RECORDS FOR PROCESSING:
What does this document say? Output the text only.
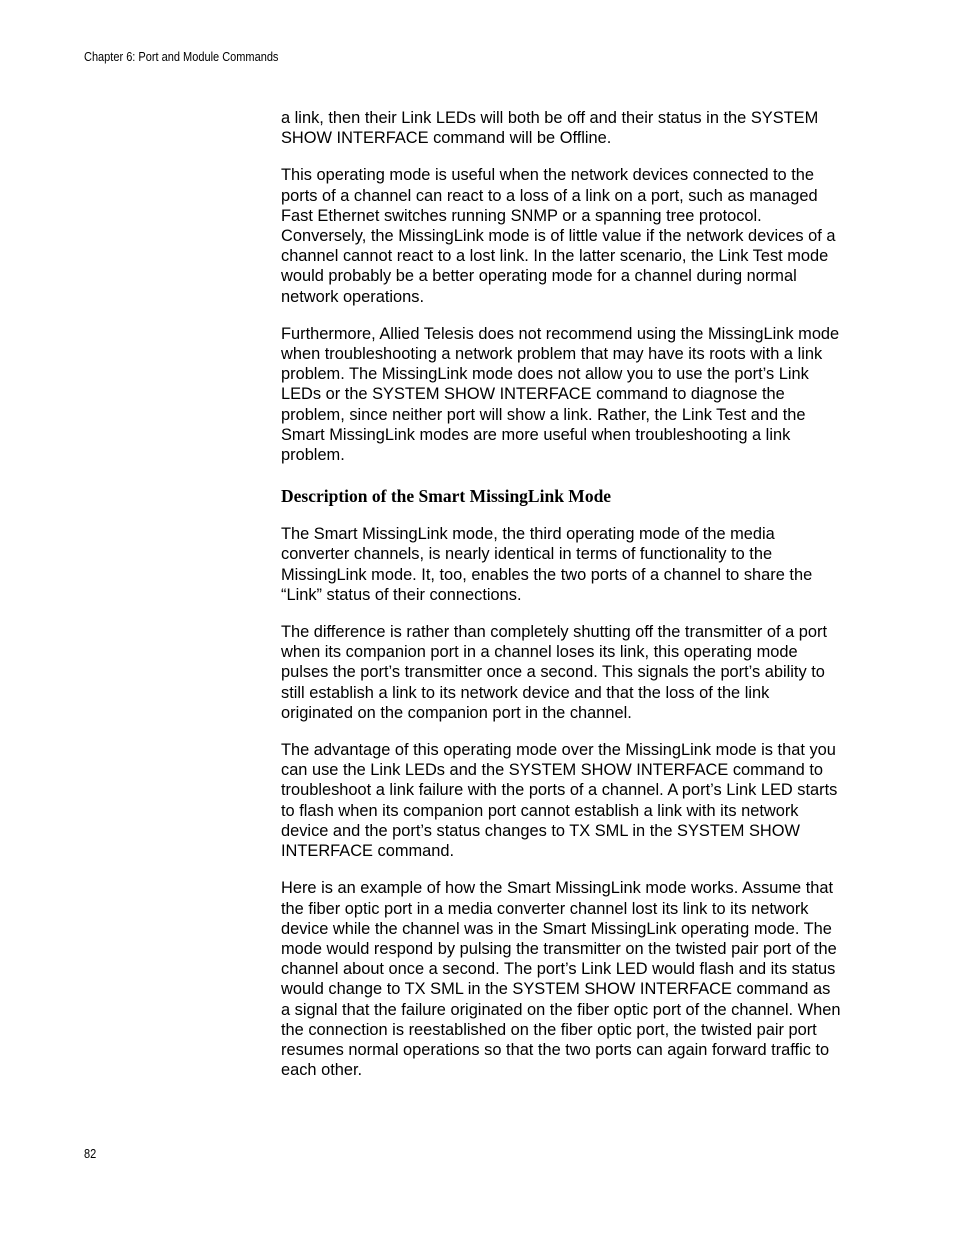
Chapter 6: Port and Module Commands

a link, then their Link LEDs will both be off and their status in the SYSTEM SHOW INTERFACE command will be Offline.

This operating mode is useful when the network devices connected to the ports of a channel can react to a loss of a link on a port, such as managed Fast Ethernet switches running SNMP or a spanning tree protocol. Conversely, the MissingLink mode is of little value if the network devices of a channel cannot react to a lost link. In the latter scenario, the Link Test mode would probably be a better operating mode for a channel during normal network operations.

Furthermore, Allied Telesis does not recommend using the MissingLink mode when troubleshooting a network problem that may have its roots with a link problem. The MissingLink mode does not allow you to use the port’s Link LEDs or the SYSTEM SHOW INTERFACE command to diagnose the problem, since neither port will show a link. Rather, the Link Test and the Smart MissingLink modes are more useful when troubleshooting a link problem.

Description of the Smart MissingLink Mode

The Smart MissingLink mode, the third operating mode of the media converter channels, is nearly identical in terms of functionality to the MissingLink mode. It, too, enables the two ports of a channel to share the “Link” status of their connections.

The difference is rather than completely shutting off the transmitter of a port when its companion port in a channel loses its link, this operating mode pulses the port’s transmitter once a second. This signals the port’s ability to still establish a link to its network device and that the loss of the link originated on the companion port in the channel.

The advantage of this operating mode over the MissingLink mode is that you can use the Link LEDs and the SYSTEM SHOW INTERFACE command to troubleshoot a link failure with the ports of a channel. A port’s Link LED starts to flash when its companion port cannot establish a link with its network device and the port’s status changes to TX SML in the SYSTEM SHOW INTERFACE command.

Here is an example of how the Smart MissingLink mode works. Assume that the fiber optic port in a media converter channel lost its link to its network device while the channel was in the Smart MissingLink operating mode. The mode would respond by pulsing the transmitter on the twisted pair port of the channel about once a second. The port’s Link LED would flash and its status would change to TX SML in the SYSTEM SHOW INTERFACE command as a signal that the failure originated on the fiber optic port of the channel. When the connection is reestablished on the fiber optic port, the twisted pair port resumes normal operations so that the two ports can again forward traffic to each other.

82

...

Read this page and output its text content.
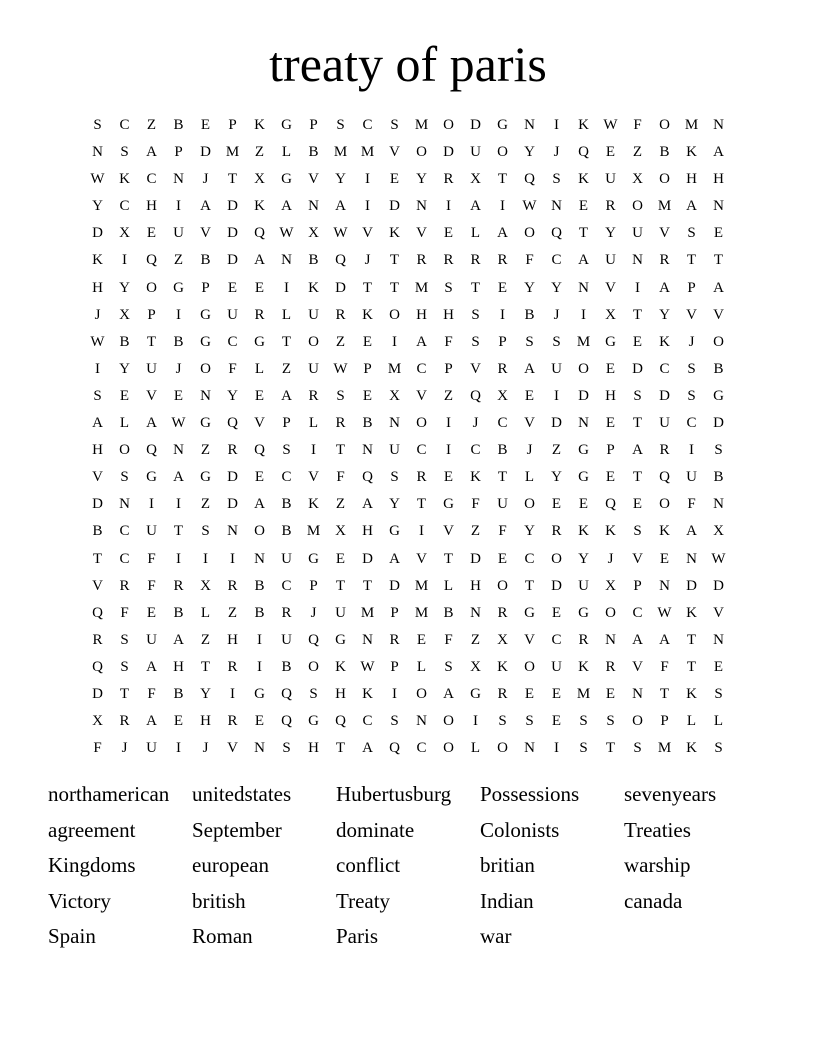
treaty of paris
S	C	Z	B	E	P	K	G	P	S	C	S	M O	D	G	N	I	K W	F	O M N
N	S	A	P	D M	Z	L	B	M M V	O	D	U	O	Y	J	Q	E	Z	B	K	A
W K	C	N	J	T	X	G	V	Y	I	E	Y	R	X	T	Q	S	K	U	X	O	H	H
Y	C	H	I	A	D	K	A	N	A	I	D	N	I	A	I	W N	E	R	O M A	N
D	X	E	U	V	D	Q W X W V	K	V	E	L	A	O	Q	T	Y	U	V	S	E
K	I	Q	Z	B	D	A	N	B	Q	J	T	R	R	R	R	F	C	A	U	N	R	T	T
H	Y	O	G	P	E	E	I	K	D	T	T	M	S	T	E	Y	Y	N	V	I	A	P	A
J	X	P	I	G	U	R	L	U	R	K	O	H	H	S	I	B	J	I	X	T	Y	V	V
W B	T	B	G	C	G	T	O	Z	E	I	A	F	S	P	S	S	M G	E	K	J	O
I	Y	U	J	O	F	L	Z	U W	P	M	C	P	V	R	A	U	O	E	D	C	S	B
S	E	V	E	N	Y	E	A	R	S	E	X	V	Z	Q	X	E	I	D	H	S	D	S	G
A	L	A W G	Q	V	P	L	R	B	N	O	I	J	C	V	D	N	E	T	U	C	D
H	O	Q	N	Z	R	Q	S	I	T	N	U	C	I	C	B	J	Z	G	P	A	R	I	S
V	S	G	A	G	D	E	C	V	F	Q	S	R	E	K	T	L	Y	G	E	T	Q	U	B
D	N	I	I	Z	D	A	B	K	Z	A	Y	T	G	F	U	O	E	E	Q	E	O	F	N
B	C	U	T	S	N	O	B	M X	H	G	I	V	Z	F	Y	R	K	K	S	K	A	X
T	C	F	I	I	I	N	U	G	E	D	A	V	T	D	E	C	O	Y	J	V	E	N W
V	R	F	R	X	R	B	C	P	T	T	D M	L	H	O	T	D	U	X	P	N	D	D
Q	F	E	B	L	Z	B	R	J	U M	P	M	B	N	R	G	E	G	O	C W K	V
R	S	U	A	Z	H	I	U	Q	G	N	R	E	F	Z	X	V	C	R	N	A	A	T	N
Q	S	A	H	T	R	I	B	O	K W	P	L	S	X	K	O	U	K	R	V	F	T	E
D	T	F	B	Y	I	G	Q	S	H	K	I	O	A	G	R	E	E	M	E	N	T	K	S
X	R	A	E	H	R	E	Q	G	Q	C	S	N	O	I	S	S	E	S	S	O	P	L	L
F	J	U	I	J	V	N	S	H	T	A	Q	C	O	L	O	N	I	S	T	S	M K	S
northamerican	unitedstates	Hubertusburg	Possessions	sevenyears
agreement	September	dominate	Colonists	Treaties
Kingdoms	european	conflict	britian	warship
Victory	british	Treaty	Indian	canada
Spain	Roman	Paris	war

INSTRUCTIONS TO FOLLOW: Select the lines from the entries that include the word "text".

THE REPLY:
What does this document say? Output the text only.
Read this page and output its text content.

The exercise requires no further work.